__Task instructions__: A faithful copy is required: transcribe each line below exactly, minus the pictures.

(Stored items from a collection)
::::::::::

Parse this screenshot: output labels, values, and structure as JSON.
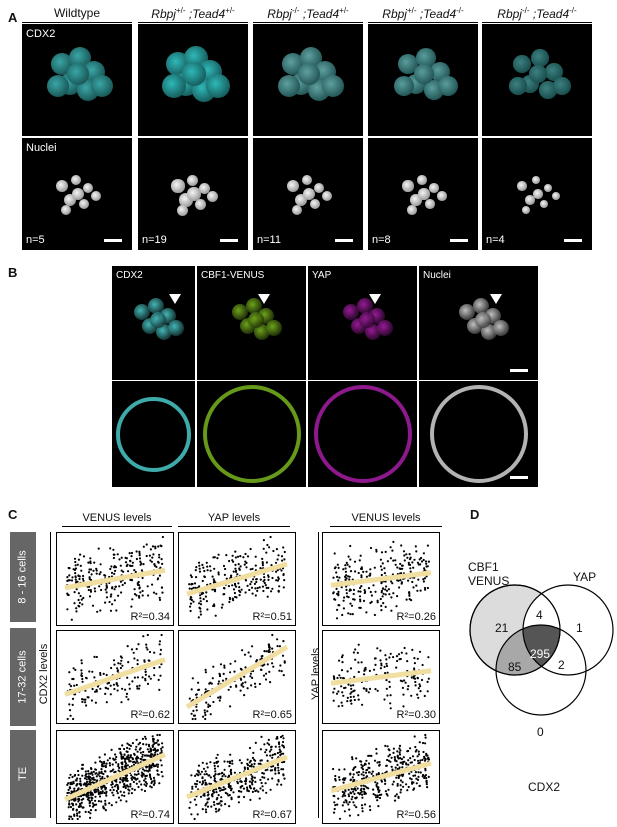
{
  "panelA": {
    "letter": "A",
    "genotypes": [
      {
        "g1": "Wildtype",
        "s1": "",
        "g2": "",
        "s2": ""
      },
      {
        "g1": "Rbpj",
        "s1": "+/-",
        "g2": " ;Tead4",
        "s2": "+/-"
      },
      {
        "g1": "Rbpj",
        "s1": "-/-",
        "g2": " ;Tead4",
        "s2": "+/-"
      },
      {
        "g1": "Rbpj",
        "s1": "+/-",
        "g2": " ;Tead4",
        "s2": "-/-"
      },
      {
        "g1": "Rbpj",
        "s1": "-/-",
        "g2": " ;Tead4",
        "s2": "-/-"
      }
    ],
    "row1_label": "CDX2",
    "row2_label": "Nuclei",
    "counts": [
      "n=5",
      "n=19",
      "n=11",
      "n=8",
      "n=4"
    ]
  },
  "panelB": {
    "letter": "B",
    "channels": [
      "CDX2",
      "CBF1-VENUS",
      "YAP",
      "Nuclei"
    ],
    "colors": {
      "cdx2": "#4fd4d4",
      "venus": "#7fbf1f",
      "yap": "#b01fb0",
      "nuclei": "#e0e0e0"
    }
  },
  "panelC": {
    "letter": "C",
    "col_heads": [
      "VENUS levels",
      "YAP levels",
      "VENUS levels"
    ],
    "row_labels": [
      "8 - 16 cells",
      "17-32 cells",
      "TE"
    ],
    "y_axis_left": "CDX2 levels",
    "y_axis_right": "YAP levels",
    "r2_values": [
      [
        "R²=0.34",
        "R²=0.51",
        "R²=0.26"
      ],
      [
        "R²=0.62",
        "R²=0.65",
        "R²=0.30"
      ],
      [
        "R²=0.74",
        "R²=0.67",
        "R²=0.56"
      ]
    ],
    "fit_color": "#f0dfa0"
  },
  "panelD": {
    "letter": "D",
    "labels": {
      "cbf1": "CBF1\nVENUS",
      "yap": "YAP",
      "cdx2": "CDX2"
    },
    "counts": {
      "cbf1_only": "21",
      "cbf1_yap": "4",
      "yap_only": "1",
      "all": "295",
      "cbf1_cdx2": "85",
      "yap_cdx2": "2",
      "cdx2_only": "0"
    }
  }
}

::::::::::

__Answer__:
Parse this screenshot: output labels, values, and structure as JSON.
{
  "panelA": {
    "letter": "A",
    "genotypes": [
      {
        "g1": "Wildtype",
        "s1": "",
        "g2": "",
        "s2": ""
      },
      {
        "g1": "Rbpj",
        "s1": "+/-",
        "g2": " ;Tead4",
        "s2": "+/-"
      },
      {
        "g1": "Rbpj",
        "s1": "-/-",
        "g2": " ;Tead4",
        "s2": "+/-"
      },
      {
        "g1": "Rbpj",
        "s1": "+/-",
        "g2": " ;Tead4",
        "s2": "-/-"
      },
      {
        "g1": "Rbpj",
        "s1": "-/-",
        "g2": " ;Tead4",
        "s2": "-/-"
      }
    ],
    "row1_label": "CDX2",
    "row2_label": "Nuclei",
    "counts": [
      "n=5",
      "n=19",
      "n=11",
      "n=8",
      "n=4"
    ]
  },
  "panelB": {
    "letter": "B",
    "channels": [
      "CDX2",
      "CBF1-VENUS",
      "YAP",
      "Nuclei"
    ],
    "colors": {
      "cdx2": "#4fd4d4",
      "venus": "#7fbf1f",
      "yap": "#b01fb0",
      "nuclei": "#e0e0e0"
    }
  },
  "panelC": {
    "letter": "C",
    "col_heads": [
      "VENUS levels",
      "YAP levels",
      "VENUS levels"
    ],
    "row_labels": [
      "8 - 16 cells",
      "17-32 cells",
      "TE"
    ],
    "y_axis_left": "CDX2 levels",
    "y_axis_right": "YAP levels",
    "r2_values": [
      [
        "R²=0.34",
        "R²=0.51",
        "R²=0.26"
      ],
      [
        "R²=0.62",
        "R²=0.65",
        "R²=0.30"
      ],
      [
        "R²=0.74",
        "R²=0.67",
        "R²=0.56"
      ]
    ],
    "fit_color": "#f0dfa0"
  },
  "panelD": {
    "letter": "D",
    "labels": {
      "cbf1": "CBF1\nVENUS",
      "yap": "YAP",
      "cdx2": "CDX2"
    },
    "counts": {
      "cbf1_only": "21",
      "cbf1_yap": "4",
      "yap_only": "1",
      "all": "295",
      "cbf1_cdx2": "85",
      "yap_cdx2": "2",
      "cdx2_only": "0"
    }
  }
}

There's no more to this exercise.